DATA FOR THIS EXERCISE —
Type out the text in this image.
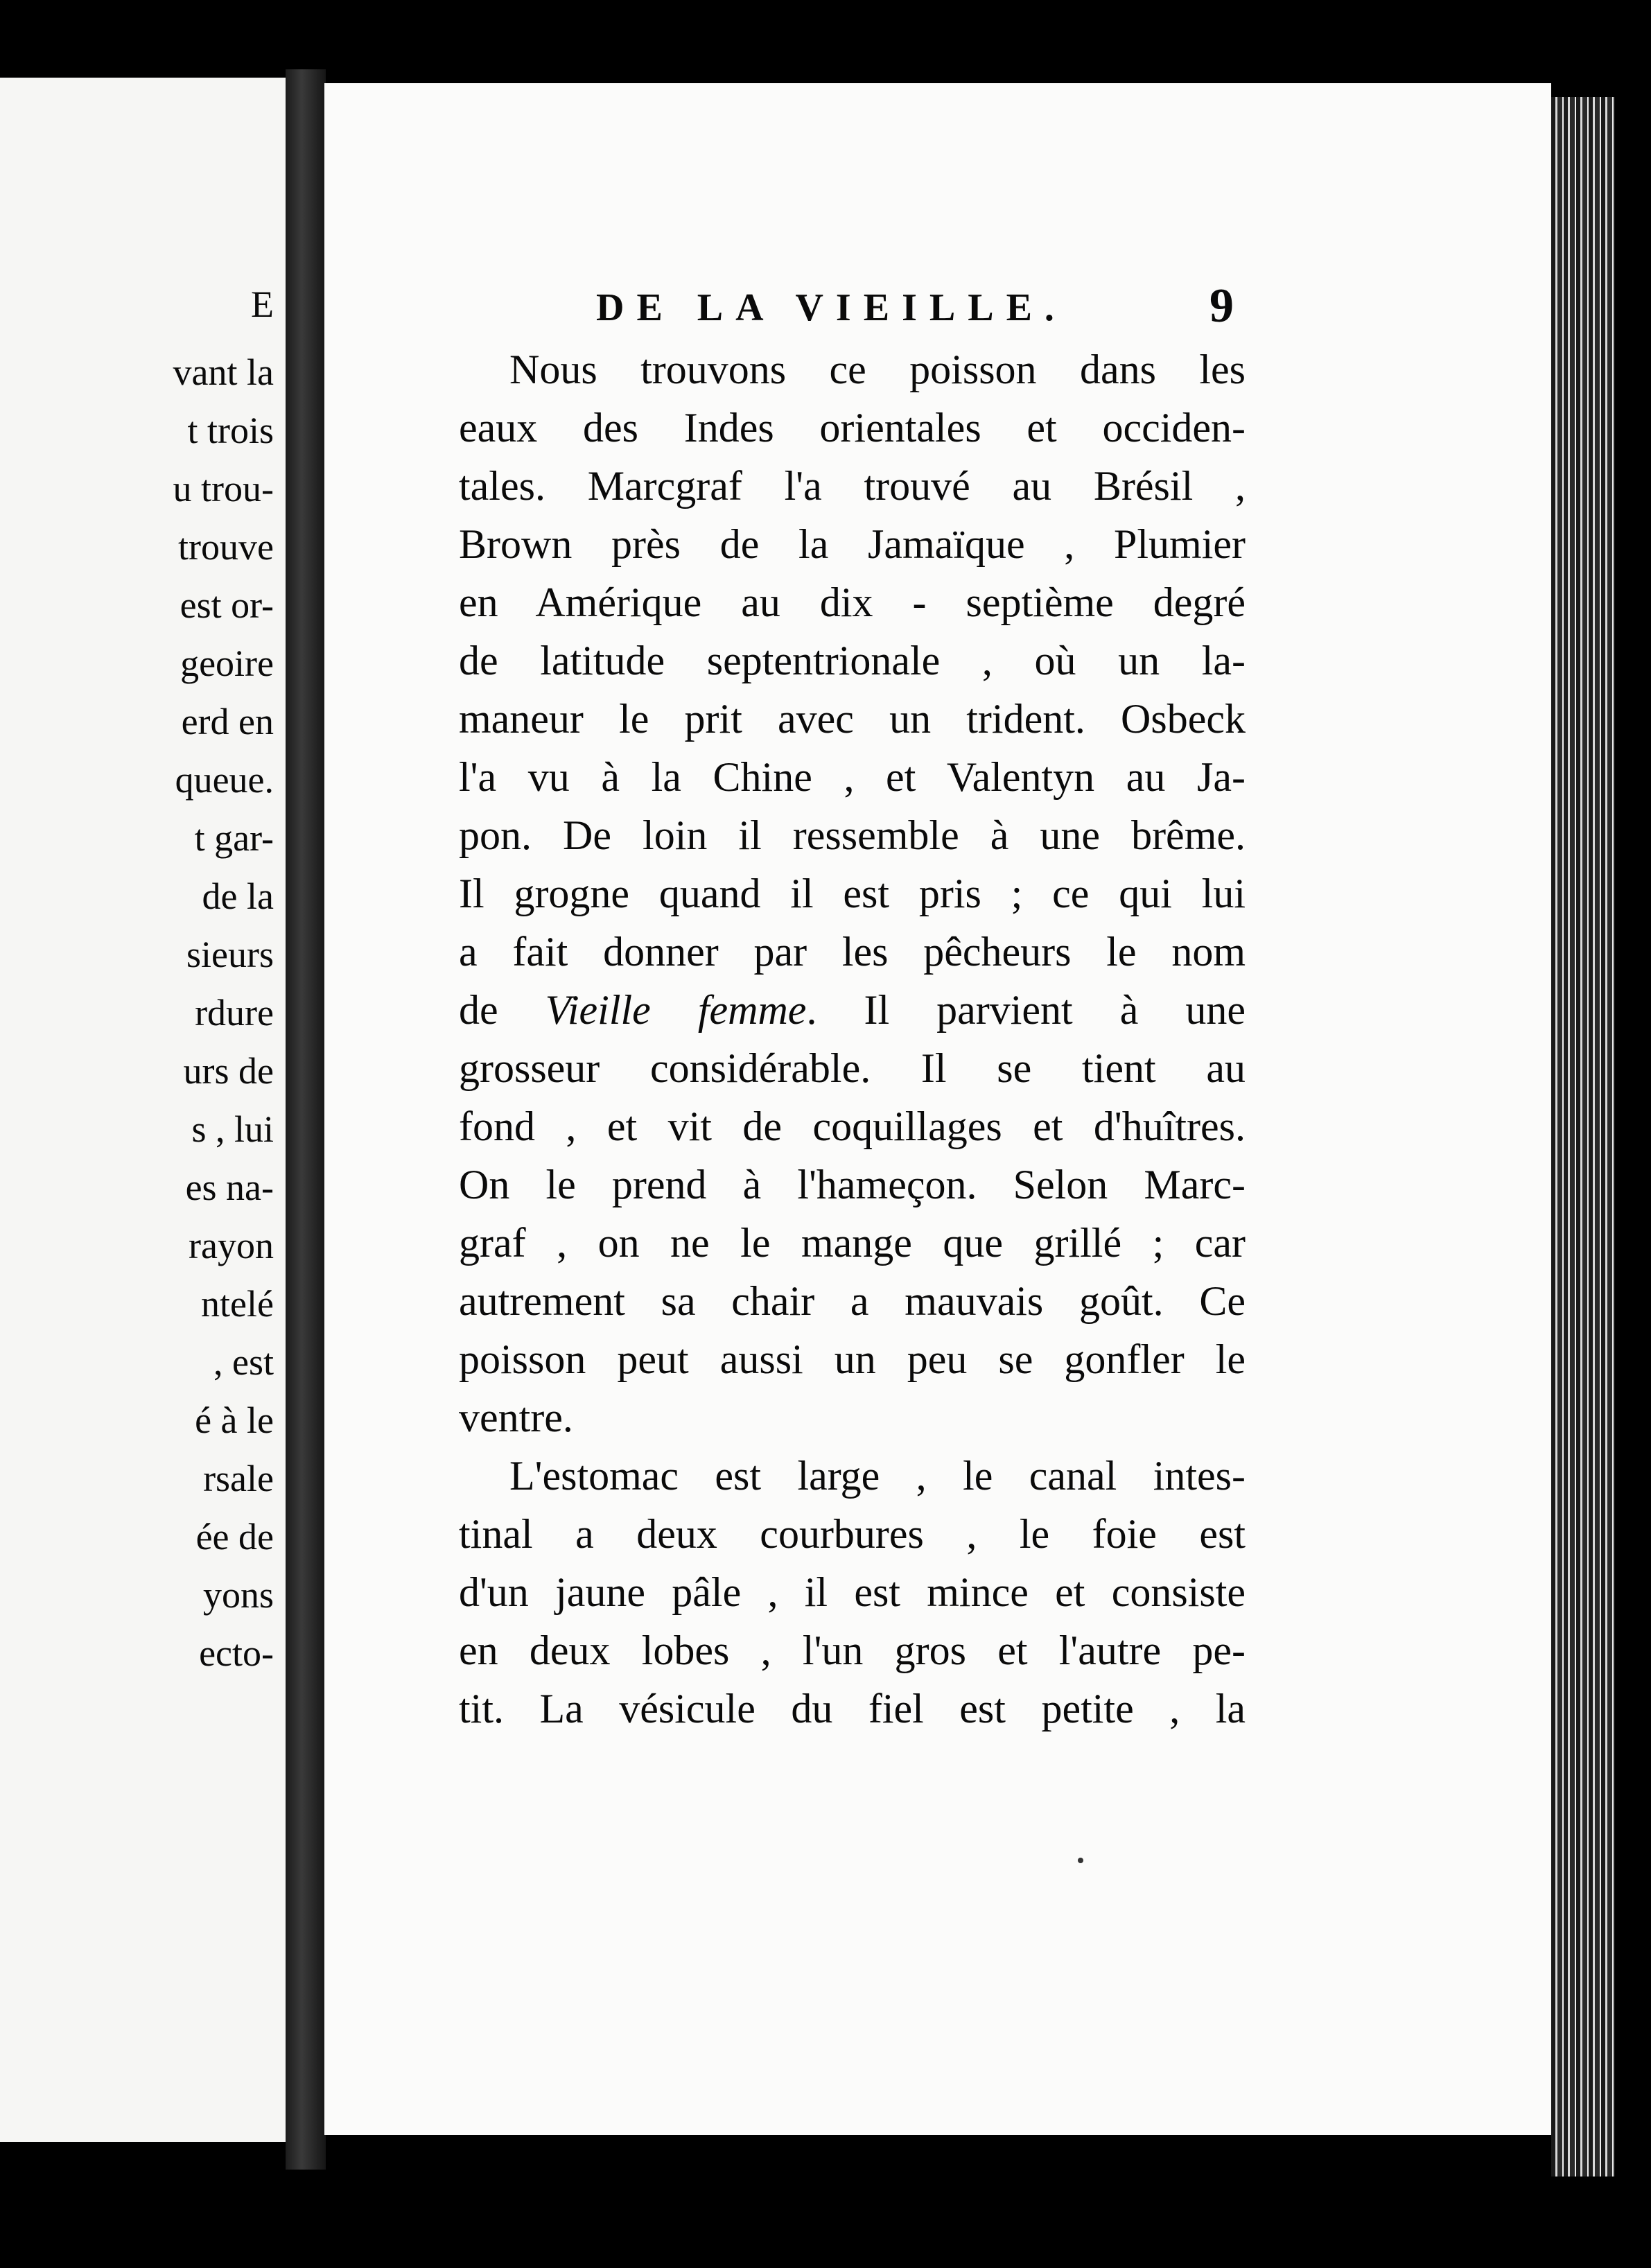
E
vant la
t trois
u trou-
trouve
est or-
geoire
erd en
queue.
t gar-
de la
sieurs
rdure
urs de
s , lui
es na-
rayon
ntelé
, est
é à le
rsale
ée de
yons
ecto-
DE LA VIEILLE.	9
Nous trouvons ce poisson dans les
eaux des Indes orientales et occiden-
tales. Marcgraf l'a trouvé au Brésil ,
Brown près de la Jamaïque , Plumier
en Amérique au dix - septième degré
de latitude septentrionale , où un la-
maneur le prit avec un trident. Osbeck
l'a vu à la Chine , et Valentyn au Ja-
pon. De loin il ressemble à une brême.
Il grogne quand il est pris ; ce qui lui
a fait donner par les pêcheurs le nom
de Vieille femme. Il parvient à une
grosseur considérable. Il se tient au
fond , et vit de coquillages et d'huîtres.
On le prend à l'hameçon. Selon Marc-
graf , on ne le mange que grillé ; car
autrement sa chair a mauvais goût. Ce
poisson peut aussi un peu se gonfler le
ventre.
L'estomac est large , le canal intes-
tinal a deux courbures , le foie est
d'un jaune pâle , il est mince et consiste
en deux lobes , l'un gros et l'autre pe-
tit. La vésicule du fiel est petite , la
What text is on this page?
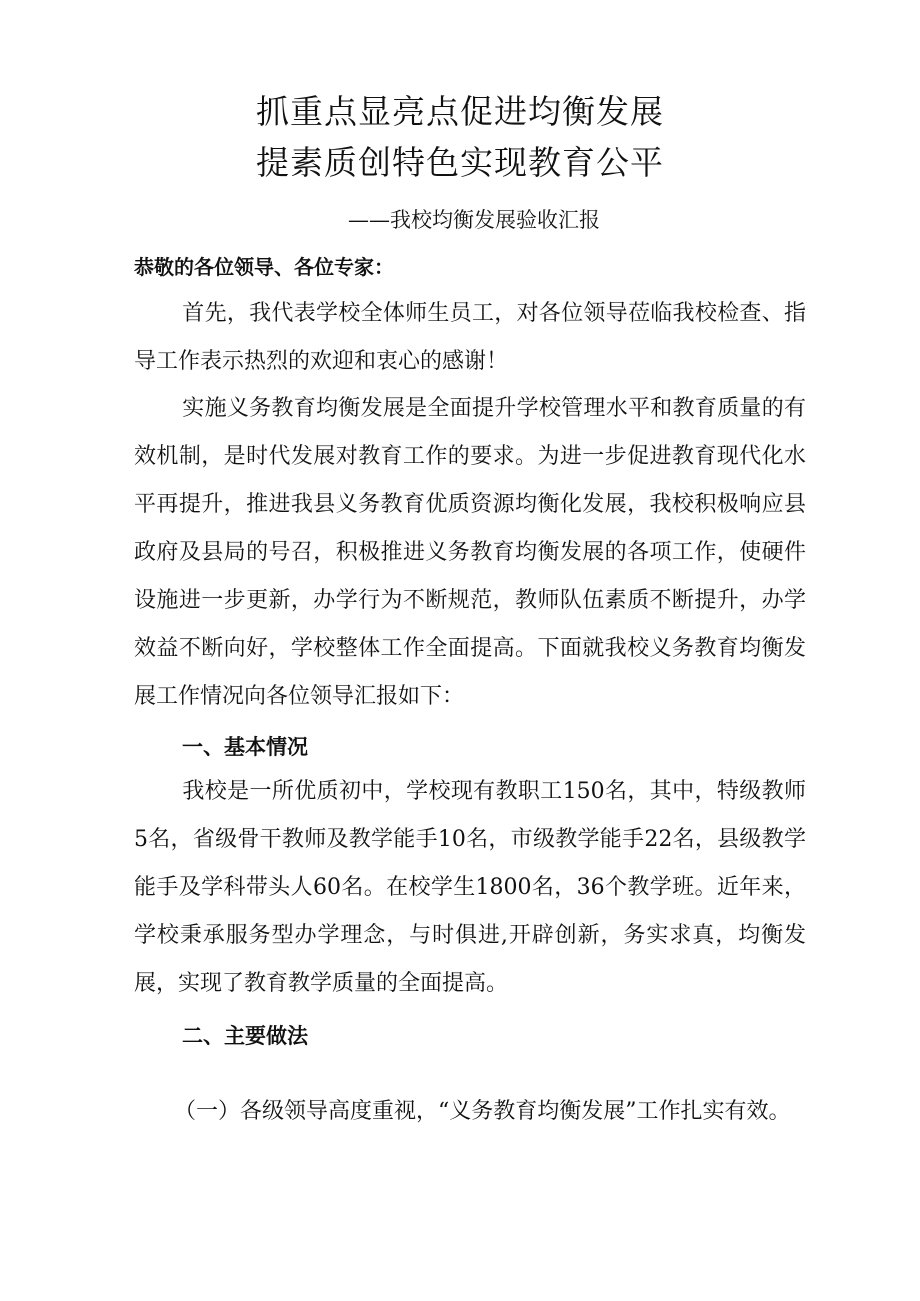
抓重点显亮点促进均衡发展
提素质创特色实现教育公平
——我校均衡发展验收汇报
恭敬的各位领导、各位专家：

首先，我代表学校全体师生员工，对各位领导莅临我校检查、指导工作表示热烈的欢迎和衷心的感谢！

实施义务教育均衡发展是全面提升学校管理水平和教育质量的有效机制，是时代发展对教育工作的要求。为进一步促进教育现代化水平再提升，推进我县义务教育优质资源均衡化发展，我校积极响应县政府及县局的号召，积极推进义务教育均衡发展的各项工作，使硬件设施进一步更新，办学行为不断规范，教师队伍素质不断提升，办学效益不断向好，学校整体工作全面提高。下面就我校义务教育均衡发展工作情况向各位领导汇报如下：

一、基本情况

我校是一所优质初中，学校现有教职工150名，其中，特级教师5名，省级骨干教师及教学能手10名，市级教学能手22名，县级教学能手及学科带头人60名。在校学生1800名，36个教学班。近年来，学校秉承服务型办学理念，与时俱进,开辟创新，务实求真，均衡发展，实现了教育教学质量的全面提高。

二、主要做法

（一）各级领导高度重视，“义务教育均衡发展”工作扎实有效。
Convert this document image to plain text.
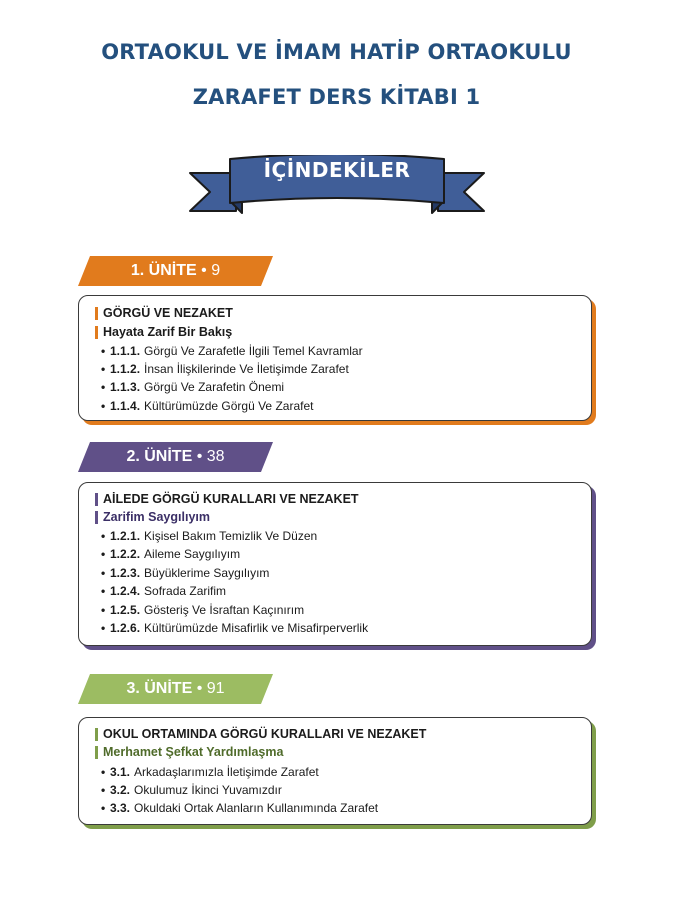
ORTAOKUL VE İMAM HATİP ORTAOKULU
ZARAFET DERS KİTABI 1
İÇİNDEKİLER
1. ÜNİTE • 9
GÖRGÜ VE NEZAKET
Hayata Zarif Bir Bakış
• 1.1.1. Görgü Ve Zarafetle İlgili Temel Kavramlar
• 1.1.2. İnsan İlişkilerinde Ve İletişimde Zarafet
• 1.1.3. Görgü Ve Zarafetin Önemi
• 1.1.4. Kültürümüzde Görgü Ve Zarafet
2. ÜNİTE • 38
AİLEDE GÖRGÜ KURALLARI VE NEZAKET
Zarifim Saygılıyım
• 1.2.1. Kişisel Bakım Temizlik Ve Düzen
• 1.2.2. Aileme Saygılıyım
• 1.2.3. Büyüklerime Saygılıyım
• 1.2.4. Sofrada Zarifim
• 1.2.5. Gösteriş Ve İsraftan Kaçınırım
• 1.2.6. Kültürümüzde Misafirlik ve Misafirperverlik
3. ÜNİTE • 91
OKUL ORTAMINDA GÖRGÜ KURALLARI VE NEZAKET
Merhamet Şefkat Yardımlaşma
• 3.1. Arkadaşlarımızla İletişimde Zarafet
• 3.2. Okulumuz İkinci Yuvamızdır
• 3.3. Okuldaki Ortak Alanların Kullanımında Zarafet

PROMPT — Exclude the images and reproduce the remaining data exactly.

ANSWER TO THE EXERCISE —
Type out the text in this image.
E
vant la
t trois
u trou-
trouve
est or-
geoire
erd en
queue.
t gar-
de la
sieurs
rdure
urs de
s , lui
es na-
rayon
ntelé
, est
é à le
rsale
ée de
yons
ecto-
DE LA VIEILLE.	9
Nous trouvons ce poisson dans les
eaux des Indes orientales et occiden-
tales. Marcgraf l'a trouvé au Brésil ,
Brown près de la Jamaïque , Plumier
en Amérique au dix - septième degré
de latitude septentrionale , où un la-
maneur le prit avec un trident. Osbeck
l'a vu à la Chine , et Valentyn au Ja-
pon. De loin il ressemble à une brême.
Il grogne quand il est pris ; ce qui lui
a fait donner par les pêcheurs le nom
de Vieille femme. Il parvient à une
grosseur considérable. Il se tient au
fond , et vit de coquillages et d'huîtres.
On le prend à l'hameçon. Selon Marc-
graf , on ne le mange que grillé ; car
autrement sa chair a mauvais goût. Ce
poisson peut aussi un peu se gonfler le
ventre.
L'estomac est large , le canal intes-
tinal a deux courbures , le foie est
d'un jaune pâle , il est mince et consiste
en deux lobes , l'un gros et l'autre pe-
tit. La vésicule du fiel est petite , la
What text is on this page?
抓重点显亮点促进均衡发展
提素质创特色实现教育公平
——我校均衡发展验收汇报
恭敬的各位领导、各位专家：

首先，我代表学校全体师生员工，对各位领导莅临我校检查、指导工作表示热烈的欢迎和衷心的感谢！

实施义务教育均衡发展是全面提升学校管理水平和教育质量的有效机制，是时代发展对教育工作的要求。为进一步促进教育现代化水平再提升，推进我县义务教育优质资源均衡化发展，我校积极响应县政府及县局的号召，积极推进义务教育均衡发展的各项工作，使硬件设施进一步更新，办学行为不断规范，教师队伍素质不断提升，办学效益不断向好，学校整体工作全面提高。下面就我校义务教育均衡发展工作情况向各位领导汇报如下：

一、基本情况

我校是一所优质初中，学校现有教职工150名，其中，特级教师5名，省级骨干教师及教学能手10名，市级教学能手22名，县级教学能手及学科带头人60名。在校学生1800名，36个教学班。近年来，学校秉承服务型办学理念，与时俱进,开辟创新，务实求真，均衡发展，实现了教育教学质量的全面提高。

二、主要做法

（一）各级领导高度重视，“义务教育均衡发展”工作扎实有效。
Convert this document image to plain text.
ORTAOKUL VE İMAM HATİP ORTAOKULU
ZARAFET DERS KİTABI 1
İÇİNDEKİLER
1. ÜNİTE • 9
GÖRGÜ VE NEZAKET
Hayata Zarif Bir Bakış
• 1.1.1. Görgü Ve Zarafetle İlgili Temel Kavramlar
• 1.1.2. İnsan İlişkilerinde Ve İletişimde Zarafet
• 1.1.3. Görgü Ve Zarafetin Önemi
• 1.1.4. Kültürümüzde Görgü Ve Zarafet
2. ÜNİTE • 38
AİLEDE GÖRGÜ KURALLARI VE NEZAKET
Zarifim Saygılıyım
• 1.2.1. Kişisel Bakım Temizlik Ve Düzen
• 1.2.2. Aileme Saygılıyım
• 1.2.3. Büyüklerime Saygılıyım
• 1.2.4. Sofrada Zarifim
• 1.2.5. Gösteriş Ve İsraftan Kaçınırım
• 1.2.6. Kültürümüzde Misafirlik ve Misafirperverlik
3. ÜNİTE • 91
OKUL ORTAMINDA GÖRGÜ KURALLARI VE NEZAKET
Merhamet Şefkat Yardımlaşma
• 3.1. Arkadaşlarımızla İletişimde Zarafet
• 3.2. Okulumuz İkinci Yuvamızdır
• 3.3. Okuldaki Ortak Alanların Kullanımında Zarafet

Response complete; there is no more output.